STATED EXERCISE ▸ Select the lines below containing the word "所用命令".

Stored entries ▸
╔══

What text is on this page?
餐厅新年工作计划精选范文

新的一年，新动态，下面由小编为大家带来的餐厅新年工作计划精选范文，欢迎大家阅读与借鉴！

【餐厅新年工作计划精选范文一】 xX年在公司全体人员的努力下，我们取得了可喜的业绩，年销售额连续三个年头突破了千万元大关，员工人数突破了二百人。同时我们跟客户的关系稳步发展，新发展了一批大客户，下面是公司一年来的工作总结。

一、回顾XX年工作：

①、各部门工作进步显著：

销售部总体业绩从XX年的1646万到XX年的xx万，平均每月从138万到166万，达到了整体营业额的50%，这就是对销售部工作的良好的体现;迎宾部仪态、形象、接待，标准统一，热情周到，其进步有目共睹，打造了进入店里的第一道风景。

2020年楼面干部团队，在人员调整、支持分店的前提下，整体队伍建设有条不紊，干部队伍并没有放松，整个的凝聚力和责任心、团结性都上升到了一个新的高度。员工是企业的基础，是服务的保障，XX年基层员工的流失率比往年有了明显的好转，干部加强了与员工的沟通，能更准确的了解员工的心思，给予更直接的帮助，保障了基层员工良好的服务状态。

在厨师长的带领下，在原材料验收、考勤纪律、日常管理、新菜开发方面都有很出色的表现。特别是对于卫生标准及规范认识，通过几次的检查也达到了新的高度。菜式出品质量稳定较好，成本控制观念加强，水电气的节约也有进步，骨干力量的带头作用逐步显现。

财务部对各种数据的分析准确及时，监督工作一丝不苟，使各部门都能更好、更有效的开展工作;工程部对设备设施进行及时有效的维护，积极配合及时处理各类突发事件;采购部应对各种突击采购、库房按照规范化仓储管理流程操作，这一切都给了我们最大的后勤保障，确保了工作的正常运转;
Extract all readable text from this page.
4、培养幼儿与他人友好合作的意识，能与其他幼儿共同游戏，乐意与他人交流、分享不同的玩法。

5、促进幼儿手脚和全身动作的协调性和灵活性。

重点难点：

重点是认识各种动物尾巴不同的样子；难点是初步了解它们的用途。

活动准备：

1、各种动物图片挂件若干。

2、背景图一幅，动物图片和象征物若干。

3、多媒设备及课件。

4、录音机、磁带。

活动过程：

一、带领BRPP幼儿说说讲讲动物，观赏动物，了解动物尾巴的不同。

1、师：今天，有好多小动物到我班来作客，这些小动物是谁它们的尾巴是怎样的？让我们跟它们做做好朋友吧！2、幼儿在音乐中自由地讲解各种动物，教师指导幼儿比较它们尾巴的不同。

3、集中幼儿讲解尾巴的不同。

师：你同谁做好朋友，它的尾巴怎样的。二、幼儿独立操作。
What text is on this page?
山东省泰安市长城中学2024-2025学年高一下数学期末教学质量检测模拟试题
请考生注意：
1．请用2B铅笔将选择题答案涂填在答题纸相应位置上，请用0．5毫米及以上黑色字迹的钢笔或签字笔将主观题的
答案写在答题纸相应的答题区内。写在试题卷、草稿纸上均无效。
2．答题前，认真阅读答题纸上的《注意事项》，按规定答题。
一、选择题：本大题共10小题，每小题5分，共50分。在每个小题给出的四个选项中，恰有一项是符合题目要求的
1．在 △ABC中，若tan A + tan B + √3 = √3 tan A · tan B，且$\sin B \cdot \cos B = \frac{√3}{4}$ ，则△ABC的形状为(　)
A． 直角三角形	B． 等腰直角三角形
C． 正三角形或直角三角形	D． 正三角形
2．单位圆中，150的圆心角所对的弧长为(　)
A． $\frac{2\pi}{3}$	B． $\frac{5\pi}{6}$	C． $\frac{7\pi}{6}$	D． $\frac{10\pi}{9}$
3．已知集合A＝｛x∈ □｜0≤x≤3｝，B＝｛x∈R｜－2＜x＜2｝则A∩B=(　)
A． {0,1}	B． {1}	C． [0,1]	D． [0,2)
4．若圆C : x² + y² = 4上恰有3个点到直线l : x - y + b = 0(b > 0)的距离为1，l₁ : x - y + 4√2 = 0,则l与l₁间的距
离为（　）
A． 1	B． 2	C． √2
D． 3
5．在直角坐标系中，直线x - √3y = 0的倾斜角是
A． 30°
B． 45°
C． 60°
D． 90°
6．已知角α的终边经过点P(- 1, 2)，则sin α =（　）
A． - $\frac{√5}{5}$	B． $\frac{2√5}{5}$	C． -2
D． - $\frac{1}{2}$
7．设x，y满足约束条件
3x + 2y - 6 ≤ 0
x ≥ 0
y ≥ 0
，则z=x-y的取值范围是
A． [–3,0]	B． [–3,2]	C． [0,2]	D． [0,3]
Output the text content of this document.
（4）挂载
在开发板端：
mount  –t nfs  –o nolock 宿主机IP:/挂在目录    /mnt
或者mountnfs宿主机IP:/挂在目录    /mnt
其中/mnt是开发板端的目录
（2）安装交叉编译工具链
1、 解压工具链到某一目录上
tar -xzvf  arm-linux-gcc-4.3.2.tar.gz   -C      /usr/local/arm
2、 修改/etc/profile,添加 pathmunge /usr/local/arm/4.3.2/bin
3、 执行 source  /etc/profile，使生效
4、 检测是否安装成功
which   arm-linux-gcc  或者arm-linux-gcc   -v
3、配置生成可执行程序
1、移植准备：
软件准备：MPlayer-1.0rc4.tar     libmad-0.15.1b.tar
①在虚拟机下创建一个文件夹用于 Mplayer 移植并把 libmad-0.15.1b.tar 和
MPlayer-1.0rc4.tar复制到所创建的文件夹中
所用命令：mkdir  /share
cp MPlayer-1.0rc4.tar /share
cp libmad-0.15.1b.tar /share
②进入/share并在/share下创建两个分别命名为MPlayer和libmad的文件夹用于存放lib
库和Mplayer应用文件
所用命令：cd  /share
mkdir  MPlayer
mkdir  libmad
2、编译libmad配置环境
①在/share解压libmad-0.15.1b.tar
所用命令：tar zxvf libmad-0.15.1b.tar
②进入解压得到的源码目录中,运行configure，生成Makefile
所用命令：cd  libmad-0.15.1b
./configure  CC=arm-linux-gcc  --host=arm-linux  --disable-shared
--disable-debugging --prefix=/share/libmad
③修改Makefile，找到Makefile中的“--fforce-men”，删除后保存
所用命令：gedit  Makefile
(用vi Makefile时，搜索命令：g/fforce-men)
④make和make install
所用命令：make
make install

╚══

TASK RESULT ▸
所用命令：mkdir  /share
所用命令：cd  /share
所用命令：tar zxvf libmad-0.15.1b.tar
所用命令：cd  libmad-0.15.1b
所用命令：gedit  Makefile
所用命令：make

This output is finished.